**Task inputs**
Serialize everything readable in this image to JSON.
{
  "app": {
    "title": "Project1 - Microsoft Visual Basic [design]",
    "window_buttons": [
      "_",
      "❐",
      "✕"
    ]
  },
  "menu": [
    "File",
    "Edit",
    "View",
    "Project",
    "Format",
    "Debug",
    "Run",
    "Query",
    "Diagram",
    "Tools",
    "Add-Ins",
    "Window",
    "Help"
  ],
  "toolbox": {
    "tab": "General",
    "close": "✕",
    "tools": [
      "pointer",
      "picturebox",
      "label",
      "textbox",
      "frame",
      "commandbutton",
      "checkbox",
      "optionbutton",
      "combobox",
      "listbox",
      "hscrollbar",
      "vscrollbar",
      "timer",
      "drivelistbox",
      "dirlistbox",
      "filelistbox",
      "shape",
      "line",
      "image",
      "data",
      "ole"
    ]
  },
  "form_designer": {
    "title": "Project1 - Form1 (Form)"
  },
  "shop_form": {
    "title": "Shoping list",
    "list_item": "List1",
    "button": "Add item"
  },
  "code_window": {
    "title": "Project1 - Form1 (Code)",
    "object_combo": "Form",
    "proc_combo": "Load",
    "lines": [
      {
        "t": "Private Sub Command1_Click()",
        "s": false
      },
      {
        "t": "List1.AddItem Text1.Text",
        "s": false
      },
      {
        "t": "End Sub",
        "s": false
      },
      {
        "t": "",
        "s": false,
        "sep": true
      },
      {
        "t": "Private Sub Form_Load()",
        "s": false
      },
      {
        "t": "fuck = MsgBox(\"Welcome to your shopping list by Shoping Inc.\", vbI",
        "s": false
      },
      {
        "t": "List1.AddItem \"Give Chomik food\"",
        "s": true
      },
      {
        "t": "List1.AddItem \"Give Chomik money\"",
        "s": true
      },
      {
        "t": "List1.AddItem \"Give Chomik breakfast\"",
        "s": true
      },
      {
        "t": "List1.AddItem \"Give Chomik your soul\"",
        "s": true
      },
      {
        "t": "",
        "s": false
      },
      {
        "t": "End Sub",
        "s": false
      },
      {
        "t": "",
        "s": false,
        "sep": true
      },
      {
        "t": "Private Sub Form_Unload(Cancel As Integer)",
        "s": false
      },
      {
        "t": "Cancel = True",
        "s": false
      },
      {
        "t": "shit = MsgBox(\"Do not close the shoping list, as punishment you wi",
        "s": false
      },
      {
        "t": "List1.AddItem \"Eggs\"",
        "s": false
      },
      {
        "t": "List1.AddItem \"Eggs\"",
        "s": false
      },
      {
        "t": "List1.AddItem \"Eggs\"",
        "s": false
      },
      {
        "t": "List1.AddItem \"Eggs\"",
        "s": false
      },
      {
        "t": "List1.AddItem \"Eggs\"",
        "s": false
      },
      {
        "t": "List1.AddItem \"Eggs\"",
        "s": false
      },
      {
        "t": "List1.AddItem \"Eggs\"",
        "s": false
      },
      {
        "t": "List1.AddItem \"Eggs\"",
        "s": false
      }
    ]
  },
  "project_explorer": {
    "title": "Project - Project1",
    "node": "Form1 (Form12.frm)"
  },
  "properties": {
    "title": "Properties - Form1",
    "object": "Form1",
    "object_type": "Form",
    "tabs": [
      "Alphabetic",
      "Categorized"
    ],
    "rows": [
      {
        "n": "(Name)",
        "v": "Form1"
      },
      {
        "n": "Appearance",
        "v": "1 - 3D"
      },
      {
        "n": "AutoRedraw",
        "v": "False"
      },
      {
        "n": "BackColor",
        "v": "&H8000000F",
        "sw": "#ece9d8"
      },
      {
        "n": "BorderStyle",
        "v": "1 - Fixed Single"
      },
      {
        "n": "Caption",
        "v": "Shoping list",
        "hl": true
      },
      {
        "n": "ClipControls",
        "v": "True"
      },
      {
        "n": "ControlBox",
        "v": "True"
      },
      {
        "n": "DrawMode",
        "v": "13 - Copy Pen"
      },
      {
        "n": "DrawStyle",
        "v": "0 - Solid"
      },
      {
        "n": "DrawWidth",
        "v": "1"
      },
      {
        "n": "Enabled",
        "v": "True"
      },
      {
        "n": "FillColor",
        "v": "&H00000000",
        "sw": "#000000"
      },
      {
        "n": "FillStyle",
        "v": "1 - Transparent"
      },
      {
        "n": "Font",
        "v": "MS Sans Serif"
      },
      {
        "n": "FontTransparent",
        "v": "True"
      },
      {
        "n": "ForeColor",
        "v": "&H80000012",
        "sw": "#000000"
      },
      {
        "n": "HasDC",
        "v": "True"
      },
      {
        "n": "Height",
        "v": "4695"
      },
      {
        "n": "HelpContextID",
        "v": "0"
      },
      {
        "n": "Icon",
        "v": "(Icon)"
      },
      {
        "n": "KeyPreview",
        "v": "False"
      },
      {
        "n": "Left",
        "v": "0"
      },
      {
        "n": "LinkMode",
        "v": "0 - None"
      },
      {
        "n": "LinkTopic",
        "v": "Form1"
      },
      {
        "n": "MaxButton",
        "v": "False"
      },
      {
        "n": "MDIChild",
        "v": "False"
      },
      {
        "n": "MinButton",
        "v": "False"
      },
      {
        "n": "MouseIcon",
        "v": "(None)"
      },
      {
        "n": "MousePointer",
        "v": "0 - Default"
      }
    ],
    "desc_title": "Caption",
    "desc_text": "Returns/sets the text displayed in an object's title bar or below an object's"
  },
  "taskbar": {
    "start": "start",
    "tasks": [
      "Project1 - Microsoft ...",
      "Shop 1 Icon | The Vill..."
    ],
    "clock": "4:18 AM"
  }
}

**Exercise prompt**
Filter the entries down to the lines containing "Microsoft". Copy each of those lines.

**Solution**
    "title": "Project1 - Microsoft Visual Basic [design]",
      "Project1 - Microsoft ...",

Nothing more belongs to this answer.